• **EXTRACTED MATERIAL**
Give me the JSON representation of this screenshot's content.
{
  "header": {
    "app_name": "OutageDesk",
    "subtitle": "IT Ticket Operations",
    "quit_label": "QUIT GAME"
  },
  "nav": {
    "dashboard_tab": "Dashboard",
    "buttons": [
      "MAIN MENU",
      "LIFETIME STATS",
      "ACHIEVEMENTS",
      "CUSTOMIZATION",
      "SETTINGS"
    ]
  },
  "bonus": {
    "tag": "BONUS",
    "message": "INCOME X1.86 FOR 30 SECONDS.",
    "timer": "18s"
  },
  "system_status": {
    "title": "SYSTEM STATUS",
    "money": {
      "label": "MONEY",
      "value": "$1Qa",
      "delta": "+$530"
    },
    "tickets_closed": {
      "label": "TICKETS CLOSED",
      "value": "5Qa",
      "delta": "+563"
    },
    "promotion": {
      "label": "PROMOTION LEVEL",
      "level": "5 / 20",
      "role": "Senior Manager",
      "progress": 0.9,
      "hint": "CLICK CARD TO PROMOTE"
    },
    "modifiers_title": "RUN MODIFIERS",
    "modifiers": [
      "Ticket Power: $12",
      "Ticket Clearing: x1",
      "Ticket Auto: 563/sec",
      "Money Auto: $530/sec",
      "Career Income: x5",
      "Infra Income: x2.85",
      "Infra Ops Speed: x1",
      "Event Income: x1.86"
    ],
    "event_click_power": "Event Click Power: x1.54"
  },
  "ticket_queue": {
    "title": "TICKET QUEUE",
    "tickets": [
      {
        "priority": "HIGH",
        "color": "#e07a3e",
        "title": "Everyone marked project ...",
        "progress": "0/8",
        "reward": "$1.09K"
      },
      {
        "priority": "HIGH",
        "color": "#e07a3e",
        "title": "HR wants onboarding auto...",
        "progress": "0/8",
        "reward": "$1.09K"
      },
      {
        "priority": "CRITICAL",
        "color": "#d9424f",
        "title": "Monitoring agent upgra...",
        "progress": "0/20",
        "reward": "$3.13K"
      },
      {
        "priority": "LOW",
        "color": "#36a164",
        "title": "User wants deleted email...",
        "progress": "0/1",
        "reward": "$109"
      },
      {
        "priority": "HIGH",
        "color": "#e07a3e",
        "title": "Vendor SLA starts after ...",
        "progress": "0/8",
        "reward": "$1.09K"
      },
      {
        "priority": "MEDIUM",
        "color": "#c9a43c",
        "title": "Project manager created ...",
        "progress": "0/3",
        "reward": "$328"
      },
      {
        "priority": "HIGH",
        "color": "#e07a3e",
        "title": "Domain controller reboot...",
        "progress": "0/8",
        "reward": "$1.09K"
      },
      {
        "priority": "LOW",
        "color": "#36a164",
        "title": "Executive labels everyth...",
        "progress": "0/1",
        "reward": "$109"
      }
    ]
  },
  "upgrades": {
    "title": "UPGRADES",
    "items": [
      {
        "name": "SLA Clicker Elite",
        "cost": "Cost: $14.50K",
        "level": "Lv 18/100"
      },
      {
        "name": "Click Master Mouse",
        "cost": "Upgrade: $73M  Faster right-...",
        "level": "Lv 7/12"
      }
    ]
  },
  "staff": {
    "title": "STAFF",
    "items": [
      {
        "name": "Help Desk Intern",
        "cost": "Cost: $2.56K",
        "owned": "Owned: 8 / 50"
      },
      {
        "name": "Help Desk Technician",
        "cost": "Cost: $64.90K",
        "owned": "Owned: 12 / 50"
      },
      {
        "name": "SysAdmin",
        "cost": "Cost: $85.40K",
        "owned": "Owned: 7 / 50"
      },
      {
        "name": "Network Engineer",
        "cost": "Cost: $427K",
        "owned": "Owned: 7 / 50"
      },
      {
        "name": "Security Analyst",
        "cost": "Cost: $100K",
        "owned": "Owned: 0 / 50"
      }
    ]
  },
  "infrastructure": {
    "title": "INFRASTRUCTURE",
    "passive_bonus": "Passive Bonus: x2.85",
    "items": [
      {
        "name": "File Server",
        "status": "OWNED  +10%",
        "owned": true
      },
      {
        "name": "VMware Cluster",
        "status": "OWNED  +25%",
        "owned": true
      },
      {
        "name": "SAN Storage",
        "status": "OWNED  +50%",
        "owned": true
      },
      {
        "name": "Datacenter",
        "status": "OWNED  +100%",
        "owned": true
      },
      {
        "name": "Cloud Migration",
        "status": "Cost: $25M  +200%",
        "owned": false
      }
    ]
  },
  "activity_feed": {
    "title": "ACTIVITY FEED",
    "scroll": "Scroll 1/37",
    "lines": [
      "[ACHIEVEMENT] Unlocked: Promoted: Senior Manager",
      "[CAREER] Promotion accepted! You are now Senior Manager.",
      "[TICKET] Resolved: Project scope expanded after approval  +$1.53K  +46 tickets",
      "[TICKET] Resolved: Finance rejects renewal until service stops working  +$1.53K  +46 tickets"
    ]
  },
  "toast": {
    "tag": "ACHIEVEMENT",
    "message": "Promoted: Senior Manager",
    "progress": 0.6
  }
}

• **TASK STATEMENT**
From the records above, extract each line exactly as shown.

• **EXERCISE SOLUTION**
Give me the JSON representation of this screenshot's content.
{
  "header": {
    "app_name": "OutageDesk",
    "subtitle": "IT Ticket Operations",
    "quit_label": "QUIT GAME"
  },
  "nav": {
    "dashboard_tab": "Dashboard",
    "buttons": [
      "MAIN MENU",
      "LIFETIME STATS",
      "ACHIEVEMENTS",
      "CUSTOMIZATION",
      "SETTINGS"
    ]
  },
  "bonus": {
    "tag": "BONUS",
    "message": "INCOME X1.86 FOR 30 SECONDS.",
    "timer": "18s"
  },
  "system_status": {
    "title": "SYSTEM STATUS",
    "money": {
      "label": "MONEY",
      "value": "$1Qa",
      "delta": "+$530"
    },
    "tickets_closed": {
      "label": "TICKETS CLOSED",
      "value": "5Qa",
      "delta": "+563"
    },
    "promotion": {
      "label": "PROMOTION LEVEL",
      "level": "5 / 20",
      "role": "Senior Manager",
      "progress": 0.9,
      "hint": "CLICK CARD TO PROMOTE"
    },
    "modifiers_title": "RUN MODIFIERS",
    "modifiers": [
      "Ticket Power: $12",
      "Ticket Clearing: x1",
      "Ticket Auto: 563/sec",
      "Money Auto: $530/sec",
      "Career Income: x5",
      "Infra Income: x2.85",
      "Infra Ops Speed: x1",
      "Event Income: x1.86"
    ],
    "event_click_power": "Event Click Power: x1.54"
  },
  "ticket_queue": {
    "title": "TICKET QUEUE",
    "tickets": [
      {
        "priority": "HIGH",
        "color": "#e07a3e",
        "title": "Everyone marked project ...",
        "progress": "0/8",
        "reward": "$1.09K"
      },
      {
        "priority": "HIGH",
        "color": "#e07a3e",
        "title": "HR wants onboarding auto...",
        "progress": "0/8",
        "reward": "$1.09K"
      },
      {
        "priority": "CRITICAL",
        "color": "#d9424f",
        "title": "Monitoring agent upgra...",
        "progress": "0/20",
        "reward": "$3.13K"
      },
      {
        "priority": "LOW",
        "color": "#36a164",
        "title": "User wants deleted email...",
        "progress": "0/1",
        "reward": "$109"
      },
      {
        "priority": "HIGH",
        "color": "#e07a3e",
        "title": "Vendor SLA starts after ...",
        "progress": "0/8",
        "reward": "$1.09K"
      },
      {
        "priority": "MEDIUM",
        "color": "#c9a43c",
        "title": "Project manager created ...",
        "progress": "0/3",
        "reward": "$328"
      },
      {
        "priority": "HIGH",
        "color": "#e07a3e",
        "title": "Domain controller reboot...",
        "progress": "0/8",
        "reward": "$1.09K"
      },
      {
        "priority": "LOW",
        "color": "#36a164",
        "title": "Executive labels everyth...",
        "progress": "0/1",
        "reward": "$109"
      }
    ]
  },
  "upgrades": {
    "title": "UPGRADES",
    "items": [
      {
        "name": "SLA Clicker Elite",
        "cost": "Cost: $14.50K",
        "level": "Lv 18/100"
      },
      {
        "name": "Click Master Mouse",
        "cost": "Upgrade: $73M  Faster right-...",
        "level": "Lv 7/12"
      }
    ]
  },
  "staff": {
    "title": "STAFF",
    "items": [
      {
        "name": "Help Desk Intern",
        "cost": "Cost: $2.56K",
        "owned": "Owned: 8 / 50"
      },
      {
        "name": "Help Desk Technician",
        "cost": "Cost: $64.90K",
        "owned": "Owned: 12 / 50"
      },
      {
        "name": "SysAdmin",
        "cost": "Cost: $85.40K",
        "owned": "Owned: 7 / 50"
      },
      {
        "name": "Network Engineer",
        "cost": "Cost: $427K",
        "owned": "Owned: 7 / 50"
      },
      {
        "name": "Security Analyst",
        "cost": "Cost: $100K",
        "owned": "Owned: 0 / 50"
      }
    ]
  },
  "infrastructure": {
    "title": "INFRASTRUCTURE",
    "passive_bonus": "Passive Bonus: x2.85",
    "items": [
      {
        "name": "File Server",
        "status": "OWNED  +10%",
        "owned": true
      },
      {
        "name": "VMware Cluster",
        "status": "OWNED  +25%",
        "owned": true
      },
      {
        "name": "SAN Storage",
        "status": "OWNED  +50%",
        "owned": true
      },
      {
        "name": "Datacenter",
        "status": "OWNED  +100%",
        "owned": true
      },
      {
        "name": "Cloud Migration",
        "status": "Cost: $25M  +200%",
        "owned": false
      }
    ]
  },
  "activity_feed": {
    "title": "ACTIVITY FEED",
    "scroll": "Scroll 1/37",
    "lines": [
      "[ACHIEVEMENT] Unlocked: Promoted: Senior Manager",
      "[CAREER] Promotion accepted! You are now Senior Manager.",
      "[TICKET] Resolved: Project scope expanded after approval  +$1.53K  +46 tickets",
      "[TICKET] Resolved: Finance rejects renewal until service stops working  +$1.53K  +46 tickets"
    ]
  },
  "toast": {
    "tag": "ACHIEVEMENT",
    "message": "Promoted: Senior Manager",
    "progress": 0.6
  }
}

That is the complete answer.